Copy word for word the part of the Lowndes County airport tax article that opens with the words "The request comes" and closes with "to ad valorem taxes.".

> _DOCUMENT SEGMENT_:
══════════════════════════════
Article Comment 

Legislation restoring $800k to Lowndes expected next year

 

Harry Sanders and Lyrnn Wright

Harry Sanders and Lyrnn Wright

 

 

Slim Smith

 

 

When the Mississippi Legislature convenes in January, Lowndes County officials will ask for the right to assess taxes on businesses operating on Golden Triangle Regional Airport land, a move that will restore $800,000 in revenue for the county and its school district. 

 

"We've talked to both (Rep.) Jeff Smith and (Sen.) Chuck Younger and they've both agreed to ask the Legislature to make those taxes county-option taxes," Lowndes County Board of Supervisors President Harry Sanders said. "We feel like that's the only way it's going to pass." 

 

The request comes after the Mississippi Supreme Court ruled in May that a Rankin County company located on property owned by the Jackson Municipal Airport was exempt from taxes under Mississippi code. Prior to the ruling, businesses located on airport property that were not directly related to airport services -- things such as car rental companies, restaurants and other vendors -- were assessed ad valorem taxes. 

 

The implications of that ruling were substantial in Lowndes County where three major industries -- Airbus, Aurora Flight Sciences and a portion of Stark Aerospace -- are located on GTRA property. Lowndes County lost roughly $800,000 in ad valorem revenue as a result of the ruling. 

 

Sanders said the best chance of restoring that income was to ask the Legislature to allow individual counties to decide whether businesses on airport property should be subject to ad valorem taxes. 

 

"Really, not having the tax only affects about four counties," Sanders said. "For most counties, they couldn't care less and for some counties, they might see the tax exemption as something they can use to attract businesses to their airports. I think the only way enough legislators would support this is to give the counties the option." 

 

Smith confirmed to The Dispatch Thursday that he planned to ask the Legislature to give counties the option to assess the tax. 

 

In Lowndes County, the vast majority of the revenue generated by the taxes -- $700,000 -- went to the Lowndes County School District. Lowndes County School District Superintendent Lynn Wright said getting those funds restored is critical. 

 

"We did all of our budgeting based on that revenue, so when we lost it, we had to take that money out of our budget," Wright said. "Getting it back would mean a whole lot to us. Every dollar makes a difference."
══════════════════════════════
> _THE DATA_:
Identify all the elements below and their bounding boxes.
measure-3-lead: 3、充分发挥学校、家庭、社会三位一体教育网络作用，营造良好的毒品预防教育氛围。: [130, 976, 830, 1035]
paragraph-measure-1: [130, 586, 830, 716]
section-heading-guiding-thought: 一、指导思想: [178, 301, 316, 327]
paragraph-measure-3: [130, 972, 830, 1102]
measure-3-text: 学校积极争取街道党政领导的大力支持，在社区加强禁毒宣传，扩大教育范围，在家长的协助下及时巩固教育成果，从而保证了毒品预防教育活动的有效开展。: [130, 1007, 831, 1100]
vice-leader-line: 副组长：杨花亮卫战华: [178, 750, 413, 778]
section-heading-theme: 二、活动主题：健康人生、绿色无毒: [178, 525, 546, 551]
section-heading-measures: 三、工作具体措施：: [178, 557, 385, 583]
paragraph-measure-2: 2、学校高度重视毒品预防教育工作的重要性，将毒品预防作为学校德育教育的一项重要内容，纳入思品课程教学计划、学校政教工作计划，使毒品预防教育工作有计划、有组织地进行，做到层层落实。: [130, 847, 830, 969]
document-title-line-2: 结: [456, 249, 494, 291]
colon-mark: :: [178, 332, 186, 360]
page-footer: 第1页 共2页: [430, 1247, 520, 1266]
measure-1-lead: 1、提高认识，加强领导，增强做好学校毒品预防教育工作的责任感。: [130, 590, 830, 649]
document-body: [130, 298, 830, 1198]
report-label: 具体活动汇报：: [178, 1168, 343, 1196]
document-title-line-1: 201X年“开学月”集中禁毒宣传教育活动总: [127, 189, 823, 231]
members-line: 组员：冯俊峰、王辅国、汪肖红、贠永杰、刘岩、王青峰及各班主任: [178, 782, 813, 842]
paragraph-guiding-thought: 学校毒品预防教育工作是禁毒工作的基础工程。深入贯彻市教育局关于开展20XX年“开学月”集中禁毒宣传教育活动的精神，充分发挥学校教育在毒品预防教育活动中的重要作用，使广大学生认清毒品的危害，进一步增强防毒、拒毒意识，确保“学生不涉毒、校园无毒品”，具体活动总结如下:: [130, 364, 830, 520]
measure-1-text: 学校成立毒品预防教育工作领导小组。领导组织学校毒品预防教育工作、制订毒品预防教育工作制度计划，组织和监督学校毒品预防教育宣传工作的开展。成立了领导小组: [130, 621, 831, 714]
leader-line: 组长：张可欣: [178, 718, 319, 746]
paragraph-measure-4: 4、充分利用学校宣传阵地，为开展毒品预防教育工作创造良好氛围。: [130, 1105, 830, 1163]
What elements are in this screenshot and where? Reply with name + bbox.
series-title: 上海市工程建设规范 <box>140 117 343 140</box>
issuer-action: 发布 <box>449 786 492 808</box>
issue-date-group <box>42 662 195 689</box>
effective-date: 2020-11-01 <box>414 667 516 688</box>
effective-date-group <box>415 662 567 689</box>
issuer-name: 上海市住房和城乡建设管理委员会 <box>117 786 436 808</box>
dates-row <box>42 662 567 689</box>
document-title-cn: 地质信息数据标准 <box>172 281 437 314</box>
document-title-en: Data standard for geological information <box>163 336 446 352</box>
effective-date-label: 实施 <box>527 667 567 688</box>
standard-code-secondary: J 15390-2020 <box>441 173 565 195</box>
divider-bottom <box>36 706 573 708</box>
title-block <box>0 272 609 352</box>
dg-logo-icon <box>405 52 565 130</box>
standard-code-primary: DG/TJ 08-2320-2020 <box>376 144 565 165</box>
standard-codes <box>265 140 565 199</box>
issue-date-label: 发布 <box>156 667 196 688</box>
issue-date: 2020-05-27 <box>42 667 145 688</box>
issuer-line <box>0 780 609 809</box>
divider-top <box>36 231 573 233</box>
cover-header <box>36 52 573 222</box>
══════════════════════════════
> _RESULT FOR THIS TASK_:
The request comes after the Mississippi Supreme Court ruled in May that a Rankin County company located on property owned by the Jackson Municipal Airport was exempt from taxes under Mississippi code. Prior to the ruling, businesses located on airport property that were not directly related to airport services -- things such as car rental companies, restaurants and other vendors -- were assessed ad valorem taxes. 

 

The implications of that ruling were substantial in Lowndes County where three major industries -- Airbus, Aurora Flight Sciences and a portion of Stark Aerospace -- are located on GTRA property. Lowndes County lost roughly $800,000 in ad valorem revenue as a result of the ruling. 

 

Sanders said the best chance of restoring that income was to ask the Legislature to allow individual counties to decide whether businesses on airport property should be subject to ad valorem taxes.